>> START Supplied data

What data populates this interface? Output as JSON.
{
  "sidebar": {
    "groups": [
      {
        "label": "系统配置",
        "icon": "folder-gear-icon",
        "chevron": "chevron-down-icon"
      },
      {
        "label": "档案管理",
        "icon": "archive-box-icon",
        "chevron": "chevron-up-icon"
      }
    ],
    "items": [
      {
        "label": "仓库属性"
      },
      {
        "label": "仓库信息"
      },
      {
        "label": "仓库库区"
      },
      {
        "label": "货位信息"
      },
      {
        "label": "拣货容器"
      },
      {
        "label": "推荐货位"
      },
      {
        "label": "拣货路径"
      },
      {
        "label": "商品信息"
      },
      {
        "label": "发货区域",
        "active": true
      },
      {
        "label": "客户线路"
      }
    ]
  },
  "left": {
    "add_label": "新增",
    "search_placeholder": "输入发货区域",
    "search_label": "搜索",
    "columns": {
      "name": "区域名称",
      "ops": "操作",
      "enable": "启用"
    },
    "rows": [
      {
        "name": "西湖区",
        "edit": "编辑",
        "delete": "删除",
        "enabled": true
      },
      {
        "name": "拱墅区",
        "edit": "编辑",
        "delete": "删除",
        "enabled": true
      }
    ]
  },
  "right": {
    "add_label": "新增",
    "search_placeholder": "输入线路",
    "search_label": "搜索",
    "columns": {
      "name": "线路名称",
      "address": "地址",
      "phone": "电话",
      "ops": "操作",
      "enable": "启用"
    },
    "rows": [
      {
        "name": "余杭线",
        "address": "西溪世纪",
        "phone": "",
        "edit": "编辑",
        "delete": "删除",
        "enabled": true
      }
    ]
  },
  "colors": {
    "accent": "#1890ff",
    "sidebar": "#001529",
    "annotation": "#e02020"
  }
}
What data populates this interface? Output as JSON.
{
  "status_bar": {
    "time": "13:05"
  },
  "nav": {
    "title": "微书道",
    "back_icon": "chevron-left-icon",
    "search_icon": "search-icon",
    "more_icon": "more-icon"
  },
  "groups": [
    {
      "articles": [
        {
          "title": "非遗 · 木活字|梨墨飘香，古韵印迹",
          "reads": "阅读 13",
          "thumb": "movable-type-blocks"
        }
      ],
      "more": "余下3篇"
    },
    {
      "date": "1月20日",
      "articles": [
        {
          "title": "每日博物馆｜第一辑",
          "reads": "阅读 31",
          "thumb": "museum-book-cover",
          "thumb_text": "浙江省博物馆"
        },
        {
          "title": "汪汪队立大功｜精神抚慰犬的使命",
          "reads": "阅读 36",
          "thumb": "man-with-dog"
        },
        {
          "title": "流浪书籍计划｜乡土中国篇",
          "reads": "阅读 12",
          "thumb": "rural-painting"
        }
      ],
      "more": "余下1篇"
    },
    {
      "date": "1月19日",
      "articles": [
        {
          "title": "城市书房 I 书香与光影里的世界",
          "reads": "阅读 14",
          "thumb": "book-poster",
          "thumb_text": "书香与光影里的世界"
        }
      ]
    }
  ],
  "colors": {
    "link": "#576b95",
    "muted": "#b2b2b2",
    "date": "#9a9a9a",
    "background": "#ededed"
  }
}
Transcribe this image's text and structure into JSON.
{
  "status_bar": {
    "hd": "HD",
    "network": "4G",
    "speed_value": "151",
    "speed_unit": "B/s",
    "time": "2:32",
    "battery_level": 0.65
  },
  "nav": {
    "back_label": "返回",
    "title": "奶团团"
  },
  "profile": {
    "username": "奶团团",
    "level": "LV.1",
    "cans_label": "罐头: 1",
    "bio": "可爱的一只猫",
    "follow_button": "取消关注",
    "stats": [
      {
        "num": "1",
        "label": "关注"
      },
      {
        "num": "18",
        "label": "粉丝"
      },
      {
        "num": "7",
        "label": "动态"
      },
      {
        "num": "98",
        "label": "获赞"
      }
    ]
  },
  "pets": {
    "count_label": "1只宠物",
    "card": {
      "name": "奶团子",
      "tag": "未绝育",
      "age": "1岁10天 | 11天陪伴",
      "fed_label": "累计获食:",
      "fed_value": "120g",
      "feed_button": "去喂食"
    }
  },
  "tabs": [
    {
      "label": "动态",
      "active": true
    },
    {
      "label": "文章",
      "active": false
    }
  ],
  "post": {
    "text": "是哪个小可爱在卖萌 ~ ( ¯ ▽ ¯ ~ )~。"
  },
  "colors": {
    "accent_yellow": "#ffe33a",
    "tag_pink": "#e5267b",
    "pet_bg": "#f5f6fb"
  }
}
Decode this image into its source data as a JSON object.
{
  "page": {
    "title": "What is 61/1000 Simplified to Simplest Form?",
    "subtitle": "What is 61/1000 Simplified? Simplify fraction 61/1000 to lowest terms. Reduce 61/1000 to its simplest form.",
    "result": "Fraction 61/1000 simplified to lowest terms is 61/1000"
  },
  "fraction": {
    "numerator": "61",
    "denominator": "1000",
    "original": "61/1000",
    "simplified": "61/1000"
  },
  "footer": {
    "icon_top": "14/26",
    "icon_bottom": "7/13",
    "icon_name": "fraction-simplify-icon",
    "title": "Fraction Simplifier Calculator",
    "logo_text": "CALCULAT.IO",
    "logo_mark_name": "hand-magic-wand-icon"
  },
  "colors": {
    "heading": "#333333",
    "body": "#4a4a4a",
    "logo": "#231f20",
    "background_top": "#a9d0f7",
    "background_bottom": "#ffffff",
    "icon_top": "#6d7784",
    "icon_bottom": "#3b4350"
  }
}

>> END Supplied data

*Directions*.
Every line of the data above should be reproduced word for word.

*Answer to the problem*.
What data populates this interface? Output as JSON.
{
  "sidebar": {
    "groups": [
      {
        "label": "系统配置",
        "icon": "folder-gear-icon",
        "chevron": "chevron-down-icon"
      },
      {
        "label": "档案管理",
        "icon": "archive-box-icon",
        "chevron": "chevron-up-icon"
      }
    ],
    "items": [
      {
        "label": "仓库属性"
      },
      {
        "label": "仓库信息"
      },
      {
        "label": "仓库库区"
      },
      {
        "label": "货位信息"
      },
      {
        "label": "拣货容器"
      },
      {
        "label": "推荐货位"
      },
      {
        "label": "拣货路径"
      },
      {
        "label": "商品信息"
      },
      {
        "label": "发货区域",
        "active": true
      },
      {
        "label": "客户线路"
      }
    ]
  },
  "left": {
    "add_label": "新增",
    "search_placeholder": "输入发货区域",
    "search_label": "搜索",
    "columns": {
      "name": "区域名称",
      "ops": "操作",
      "enable": "启用"
    },
    "rows": [
      {
        "name": "西湖区",
        "edit": "编辑",
        "delete": "删除",
        "enabled": true
      },
      {
        "name": "拱墅区",
        "edit": "编辑",
        "delete": "删除",
        "enabled": true
      }
    ]
  },
  "right": {
    "add_label": "新增",
    "search_placeholder": "输入线路",
    "search_label": "搜索",
    "columns": {
      "name": "线路名称",
      "address": "地址",
      "phone": "电话",
      "ops": "操作",
      "enable": "启用"
    },
    "rows": [
      {
        "name": "余杭线",
        "address": "西溪世纪",
        "phone": "",
        "edit": "编辑",
        "delete": "删除",
        "enabled": true
      }
    ]
  },
  "colors": {
    "accent": "#1890ff",
    "sidebar": "#001529",
    "annotation": "#e02020"
  }
}
What data populates this interface? Output as JSON.
{
  "status_bar": {
    "time": "13:05"
  },
  "nav": {
    "title": "微书道",
    "back_icon": "chevron-left-icon",
    "search_icon": "search-icon",
    "more_icon": "more-icon"
  },
  "groups": [
    {
      "articles": [
        {
          "title": "非遗 · 木活字|梨墨飘香，古韵印迹",
          "reads": "阅读 13",
          "thumb": "movable-type-blocks"
        }
      ],
      "more": "余下3篇"
    },
    {
      "date": "1月20日",
      "articles": [
        {
          "title": "每日博物馆｜第一辑",
          "reads": "阅读 31",
          "thumb": "museum-book-cover",
          "thumb_text": "浙江省博物馆"
        },
        {
          "title": "汪汪队立大功｜精神抚慰犬的使命",
          "reads": "阅读 36",
          "thumb": "man-with-dog"
        },
        {
          "title": "流浪书籍计划｜乡土中国篇",
          "reads": "阅读 12",
          "thumb": "rural-painting"
        }
      ],
      "more": "余下1篇"
    },
    {
      "date": "1月19日",
      "articles": [
        {
          "title": "城市书房 I 书香与光影里的世界",
          "reads": "阅读 14",
          "thumb": "book-poster",
          "thumb_text": "书香与光影里的世界"
        }
      ]
    }
  ],
  "colors": {
    "link": "#576b95",
    "muted": "#b2b2b2",
    "date": "#9a9a9a",
    "background": "#ededed"
  }
}
Transcribe this image's text and structure into JSON.
{
  "status_bar": {
    "hd": "HD",
    "network": "4G",
    "speed_value": "151",
    "speed_unit": "B/s",
    "time": "2:32",
    "battery_level": 0.65
  },
  "nav": {
    "back_label": "返回",
    "title": "奶团团"
  },
  "profile": {
    "username": "奶团团",
    "level": "LV.1",
    "cans_label": "罐头: 1",
    "bio": "可爱的一只猫",
    "follow_button": "取消关注",
    "stats": [
      {
        "num": "1",
        "label": "关注"
      },
      {
        "num": "18",
        "label": "粉丝"
      },
      {
        "num": "7",
        "label": "动态"
      },
      {
        "num": "98",
        "label": "获赞"
      }
    ]
  },
  "pets": {
    "count_label": "1只宠物",
    "card": {
      "name": "奶团子",
      "tag": "未绝育",
      "age": "1岁10天 | 11天陪伴",
      "fed_label": "累计获食:",
      "fed_value": "120g",
      "feed_button": "去喂食"
    }
  },
  "tabs": [
    {
      "label": "动态",
      "active": true
    },
    {
      "label": "文章",
      "active": false
    }
  ],
  "post": {
    "text": "是哪个小可爱在卖萌 ~ ( ¯ ▽ ¯ ~ )~。"
  },
  "colors": {
    "accent_yellow": "#ffe33a",
    "tag_pink": "#e5267b",
    "pet_bg": "#f5f6fb"
  }
}
Decode this image into its source data as a JSON object.
{
  "page": {
    "title": "What is 61/1000 Simplified to Simplest Form?",
    "subtitle": "What is 61/1000 Simplified? Simplify fraction 61/1000 to lowest terms. Reduce 61/1000 to its simplest form.",
    "result": "Fraction 61/1000 simplified to lowest terms is 61/1000"
  },
  "fraction": {
    "numerator": "61",
    "denominator": "1000",
    "original": "61/1000",
    "simplified": "61/1000"
  },
  "footer": {
    "icon_top": "14/26",
    "icon_bottom": "7/13",
    "icon_name": "fraction-simplify-icon",
    "title": "Fraction Simplifier Calculator",
    "logo_text": "CALCULAT.IO",
    "logo_mark_name": "hand-magic-wand-icon"
  },
  "colors": {
    "heading": "#333333",
    "body": "#4a4a4a",
    "logo": "#231f20",
    "background_top": "#a9d0f7",
    "background_bottom": "#ffffff",
    "icon_top": "#6d7784",
    "icon_bottom": "#3b4350"
  }
}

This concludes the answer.